**Data shown**
****************************************

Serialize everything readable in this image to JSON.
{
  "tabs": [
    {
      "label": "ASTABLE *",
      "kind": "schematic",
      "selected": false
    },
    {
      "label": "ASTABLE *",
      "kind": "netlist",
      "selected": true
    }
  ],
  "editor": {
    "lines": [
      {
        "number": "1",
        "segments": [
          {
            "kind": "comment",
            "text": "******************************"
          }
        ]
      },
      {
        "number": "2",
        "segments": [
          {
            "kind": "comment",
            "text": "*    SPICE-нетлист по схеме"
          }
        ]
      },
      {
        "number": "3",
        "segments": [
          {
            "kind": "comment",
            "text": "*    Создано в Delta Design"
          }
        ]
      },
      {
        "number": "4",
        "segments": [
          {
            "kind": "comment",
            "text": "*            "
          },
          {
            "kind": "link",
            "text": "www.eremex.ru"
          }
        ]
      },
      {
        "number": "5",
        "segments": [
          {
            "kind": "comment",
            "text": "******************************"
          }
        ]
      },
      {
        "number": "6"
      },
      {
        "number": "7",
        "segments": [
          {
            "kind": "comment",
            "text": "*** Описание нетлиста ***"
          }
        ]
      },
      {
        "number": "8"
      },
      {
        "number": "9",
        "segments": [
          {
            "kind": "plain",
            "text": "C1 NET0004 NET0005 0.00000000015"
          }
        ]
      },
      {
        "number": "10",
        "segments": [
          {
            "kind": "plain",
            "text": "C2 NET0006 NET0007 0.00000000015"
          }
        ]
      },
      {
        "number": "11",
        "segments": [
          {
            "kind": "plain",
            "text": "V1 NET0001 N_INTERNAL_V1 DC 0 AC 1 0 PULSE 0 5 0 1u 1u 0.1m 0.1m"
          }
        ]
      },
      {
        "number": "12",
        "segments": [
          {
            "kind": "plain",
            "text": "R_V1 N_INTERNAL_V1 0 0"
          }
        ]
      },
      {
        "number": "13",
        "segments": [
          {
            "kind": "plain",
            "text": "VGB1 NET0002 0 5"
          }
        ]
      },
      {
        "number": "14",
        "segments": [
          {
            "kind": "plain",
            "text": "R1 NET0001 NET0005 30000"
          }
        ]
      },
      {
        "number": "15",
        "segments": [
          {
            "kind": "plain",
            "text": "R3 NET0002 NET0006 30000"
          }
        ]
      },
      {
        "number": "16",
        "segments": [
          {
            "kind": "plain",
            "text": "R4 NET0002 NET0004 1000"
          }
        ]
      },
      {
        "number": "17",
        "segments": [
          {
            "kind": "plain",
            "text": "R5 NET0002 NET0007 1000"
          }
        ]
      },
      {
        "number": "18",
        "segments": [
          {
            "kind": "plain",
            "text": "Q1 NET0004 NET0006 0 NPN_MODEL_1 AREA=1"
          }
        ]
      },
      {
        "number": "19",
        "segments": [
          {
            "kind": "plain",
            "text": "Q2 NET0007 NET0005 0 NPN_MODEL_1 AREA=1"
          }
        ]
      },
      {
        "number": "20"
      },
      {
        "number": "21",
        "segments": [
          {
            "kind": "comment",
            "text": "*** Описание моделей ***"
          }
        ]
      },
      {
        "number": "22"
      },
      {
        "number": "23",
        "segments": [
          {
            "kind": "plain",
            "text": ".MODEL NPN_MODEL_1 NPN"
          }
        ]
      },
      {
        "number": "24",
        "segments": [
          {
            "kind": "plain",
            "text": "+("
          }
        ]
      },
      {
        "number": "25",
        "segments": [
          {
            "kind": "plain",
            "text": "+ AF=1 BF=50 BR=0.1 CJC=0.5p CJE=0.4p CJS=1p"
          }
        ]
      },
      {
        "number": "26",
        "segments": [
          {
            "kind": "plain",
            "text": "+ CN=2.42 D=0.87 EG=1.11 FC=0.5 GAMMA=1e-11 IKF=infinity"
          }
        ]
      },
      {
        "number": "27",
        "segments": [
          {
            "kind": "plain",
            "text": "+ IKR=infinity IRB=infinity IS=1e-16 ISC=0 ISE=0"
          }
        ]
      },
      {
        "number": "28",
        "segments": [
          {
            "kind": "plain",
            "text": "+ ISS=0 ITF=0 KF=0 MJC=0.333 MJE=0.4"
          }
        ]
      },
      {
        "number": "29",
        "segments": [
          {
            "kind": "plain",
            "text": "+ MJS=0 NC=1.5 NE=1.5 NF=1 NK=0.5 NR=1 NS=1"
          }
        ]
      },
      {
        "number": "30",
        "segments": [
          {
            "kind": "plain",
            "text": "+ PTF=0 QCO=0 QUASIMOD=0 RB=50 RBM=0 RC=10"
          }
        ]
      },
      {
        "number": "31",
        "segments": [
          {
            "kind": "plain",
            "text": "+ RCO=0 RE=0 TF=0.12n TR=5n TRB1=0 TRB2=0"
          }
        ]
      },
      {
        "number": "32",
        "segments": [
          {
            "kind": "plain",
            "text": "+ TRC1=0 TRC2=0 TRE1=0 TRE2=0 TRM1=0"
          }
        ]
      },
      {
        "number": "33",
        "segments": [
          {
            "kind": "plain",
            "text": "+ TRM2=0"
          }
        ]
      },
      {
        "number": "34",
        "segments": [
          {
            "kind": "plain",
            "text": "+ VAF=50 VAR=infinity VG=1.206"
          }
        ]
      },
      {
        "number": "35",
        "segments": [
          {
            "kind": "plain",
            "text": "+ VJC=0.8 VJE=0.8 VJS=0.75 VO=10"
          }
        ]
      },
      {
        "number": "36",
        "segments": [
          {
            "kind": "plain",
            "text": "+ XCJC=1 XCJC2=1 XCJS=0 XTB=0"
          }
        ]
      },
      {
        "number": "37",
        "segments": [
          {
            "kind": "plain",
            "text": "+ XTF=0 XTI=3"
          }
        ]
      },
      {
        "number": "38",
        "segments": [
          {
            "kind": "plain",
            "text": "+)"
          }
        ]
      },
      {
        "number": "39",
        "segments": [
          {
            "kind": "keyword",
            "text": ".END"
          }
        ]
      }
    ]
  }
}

****************************************

**Challenge**
Copy out the lines that hold "AREA".

**Result of the exercise**
            "text": "Q1 NET0004 NET0006 0 NPN_MODEL_1 AREA=1"
            "text": "Q2 NET0007 NET0005 0 NPN_MODEL_1 AREA=1"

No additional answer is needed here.